## What is needed
Each line below should be quoted exactly, please.

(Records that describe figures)
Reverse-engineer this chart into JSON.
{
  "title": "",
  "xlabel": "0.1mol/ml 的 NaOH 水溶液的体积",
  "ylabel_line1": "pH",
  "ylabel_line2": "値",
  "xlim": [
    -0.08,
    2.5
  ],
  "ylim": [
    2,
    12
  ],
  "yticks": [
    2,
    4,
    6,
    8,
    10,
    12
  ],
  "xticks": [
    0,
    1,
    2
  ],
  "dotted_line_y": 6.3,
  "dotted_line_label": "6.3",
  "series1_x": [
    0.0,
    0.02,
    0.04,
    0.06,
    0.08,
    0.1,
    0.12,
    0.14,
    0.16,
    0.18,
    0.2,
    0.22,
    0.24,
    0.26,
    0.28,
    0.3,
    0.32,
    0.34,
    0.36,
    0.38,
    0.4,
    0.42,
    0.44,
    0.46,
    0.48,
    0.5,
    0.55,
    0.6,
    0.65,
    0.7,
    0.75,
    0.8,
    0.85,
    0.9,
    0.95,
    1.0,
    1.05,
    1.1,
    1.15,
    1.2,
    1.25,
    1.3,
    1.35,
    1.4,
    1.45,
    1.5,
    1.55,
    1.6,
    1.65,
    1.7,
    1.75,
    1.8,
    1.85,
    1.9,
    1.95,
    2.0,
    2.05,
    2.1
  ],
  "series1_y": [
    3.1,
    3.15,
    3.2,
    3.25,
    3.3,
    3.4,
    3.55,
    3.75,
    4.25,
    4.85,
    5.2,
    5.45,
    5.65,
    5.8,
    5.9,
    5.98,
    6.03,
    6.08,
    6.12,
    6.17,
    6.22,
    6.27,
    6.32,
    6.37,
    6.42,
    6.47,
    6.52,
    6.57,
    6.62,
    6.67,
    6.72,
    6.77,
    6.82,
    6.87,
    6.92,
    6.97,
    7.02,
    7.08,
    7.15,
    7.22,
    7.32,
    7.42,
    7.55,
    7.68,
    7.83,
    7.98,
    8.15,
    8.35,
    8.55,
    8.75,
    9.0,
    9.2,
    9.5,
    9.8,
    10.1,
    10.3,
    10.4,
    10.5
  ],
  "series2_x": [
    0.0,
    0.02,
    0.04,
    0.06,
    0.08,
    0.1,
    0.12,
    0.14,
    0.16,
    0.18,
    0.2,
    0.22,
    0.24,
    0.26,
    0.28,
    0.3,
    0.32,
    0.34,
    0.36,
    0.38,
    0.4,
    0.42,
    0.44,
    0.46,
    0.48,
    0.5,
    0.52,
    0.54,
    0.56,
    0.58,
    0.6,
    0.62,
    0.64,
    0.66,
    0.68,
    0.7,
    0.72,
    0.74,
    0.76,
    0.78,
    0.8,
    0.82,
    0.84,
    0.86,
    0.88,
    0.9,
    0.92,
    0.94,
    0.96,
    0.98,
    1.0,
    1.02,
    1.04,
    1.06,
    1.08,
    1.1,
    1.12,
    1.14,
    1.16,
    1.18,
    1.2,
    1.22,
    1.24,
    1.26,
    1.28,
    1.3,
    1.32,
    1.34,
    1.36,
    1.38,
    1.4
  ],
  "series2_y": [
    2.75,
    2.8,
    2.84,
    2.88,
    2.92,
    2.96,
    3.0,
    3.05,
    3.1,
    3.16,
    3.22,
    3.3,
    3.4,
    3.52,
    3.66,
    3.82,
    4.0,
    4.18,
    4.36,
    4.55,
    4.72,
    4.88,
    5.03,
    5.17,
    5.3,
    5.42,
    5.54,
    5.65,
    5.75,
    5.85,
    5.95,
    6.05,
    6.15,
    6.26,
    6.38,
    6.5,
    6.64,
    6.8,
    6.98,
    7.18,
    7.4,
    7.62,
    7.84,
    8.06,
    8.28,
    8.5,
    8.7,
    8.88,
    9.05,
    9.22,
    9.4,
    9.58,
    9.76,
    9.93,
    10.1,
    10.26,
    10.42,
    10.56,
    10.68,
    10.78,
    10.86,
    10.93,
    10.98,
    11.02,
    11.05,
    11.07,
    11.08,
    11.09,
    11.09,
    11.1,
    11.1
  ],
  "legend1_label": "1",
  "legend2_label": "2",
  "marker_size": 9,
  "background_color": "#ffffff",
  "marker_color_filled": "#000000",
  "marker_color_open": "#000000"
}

## Task solution
Reverse-engineer this chart into JSON.
{
  "title": "",
  "xlabel": "0.1mol/ml 的 NaOH 水溶液的体积",
  "ylabel_line1": "pH",
  "ylabel_line2": "値",
  "xlim": [
    -0.08,
    2.5
  ],
  "ylim": [
    2,
    12
  ],
  "yticks": [
    2,
    4,
    6,
    8,
    10,
    12
  ],
  "xticks": [
    0,
    1,
    2
  ],
  "dotted_line_y": 6.3,
  "dotted_line_label": "6.3",
  "series1_x": [
    0.0,
    0.02,
    0.04,
    0.06,
    0.08,
    0.1,
    0.12,
    0.14,
    0.16,
    0.18,
    0.2,
    0.22,
    0.24,
    0.26,
    0.28,
    0.3,
    0.32,
    0.34,
    0.36,
    0.38,
    0.4,
    0.42,
    0.44,
    0.46,
    0.48,
    0.5,
    0.55,
    0.6,
    0.65,
    0.7,
    0.75,
    0.8,
    0.85,
    0.9,
    0.95,
    1.0,
    1.05,
    1.1,
    1.15,
    1.2,
    1.25,
    1.3,
    1.35,
    1.4,
    1.45,
    1.5,
    1.55,
    1.6,
    1.65,
    1.7,
    1.75,
    1.8,
    1.85,
    1.9,
    1.95,
    2.0,
    2.05,
    2.1
  ],
  "series1_y": [
    3.1,
    3.15,
    3.2,
    3.25,
    3.3,
    3.4,
    3.55,
    3.75,
    4.25,
    4.85,
    5.2,
    5.45,
    5.65,
    5.8,
    5.9,
    5.98,
    6.03,
    6.08,
    6.12,
    6.17,
    6.22,
    6.27,
    6.32,
    6.37,
    6.42,
    6.47,
    6.52,
    6.57,
    6.62,
    6.67,
    6.72,
    6.77,
    6.82,
    6.87,
    6.92,
    6.97,
    7.02,
    7.08,
    7.15,
    7.22,
    7.32,
    7.42,
    7.55,
    7.68,
    7.83,
    7.98,
    8.15,
    8.35,
    8.55,
    8.75,
    9.0,
    9.2,
    9.5,
    9.8,
    10.1,
    10.3,
    10.4,
    10.5
  ],
  "series2_x": [
    0.0,
    0.02,
    0.04,
    0.06,
    0.08,
    0.1,
    0.12,
    0.14,
    0.16,
    0.18,
    0.2,
    0.22,
    0.24,
    0.26,
    0.28,
    0.3,
    0.32,
    0.34,
    0.36,
    0.38,
    0.4,
    0.42,
    0.44,
    0.46,
    0.48,
    0.5,
    0.52,
    0.54,
    0.56,
    0.58,
    0.6,
    0.62,
    0.64,
    0.66,
    0.68,
    0.7,
    0.72,
    0.74,
    0.76,
    0.78,
    0.8,
    0.82,
    0.84,
    0.86,
    0.88,
    0.9,
    0.92,
    0.94,
    0.96,
    0.98,
    1.0,
    1.02,
    1.04,
    1.06,
    1.08,
    1.1,
    1.12,
    1.14,
    1.16,
    1.18,
    1.2,
    1.22,
    1.24,
    1.26,
    1.28,
    1.3,
    1.32,
    1.34,
    1.36,
    1.38,
    1.4
  ],
  "series2_y": [
    2.75,
    2.8,
    2.84,
    2.88,
    2.92,
    2.96,
    3.0,
    3.05,
    3.1,
    3.16,
    3.22,
    3.3,
    3.4,
    3.52,
    3.66,
    3.82,
    4.0,
    4.18,
    4.36,
    4.55,
    4.72,
    4.88,
    5.03,
    5.17,
    5.3,
    5.42,
    5.54,
    5.65,
    5.75,
    5.85,
    5.95,
    6.05,
    6.15,
    6.26,
    6.38,
    6.5,
    6.64,
    6.8,
    6.98,
    7.18,
    7.4,
    7.62,
    7.84,
    8.06,
    8.28,
    8.5,
    8.7,
    8.88,
    9.05,
    9.22,
    9.4,
    9.58,
    9.76,
    9.93,
    10.1,
    10.26,
    10.42,
    10.56,
    10.68,
    10.78,
    10.86,
    10.93,
    10.98,
    11.02,
    11.05,
    11.07,
    11.08,
    11.09,
    11.09,
    11.1,
    11.1
  ],
  "legend1_label": "1",
  "legend2_label": "2",
  "marker_size": 9,
  "background_color": "#ffffff",
  "marker_color_filled": "#000000",
  "marker_color_open": "#000000"
}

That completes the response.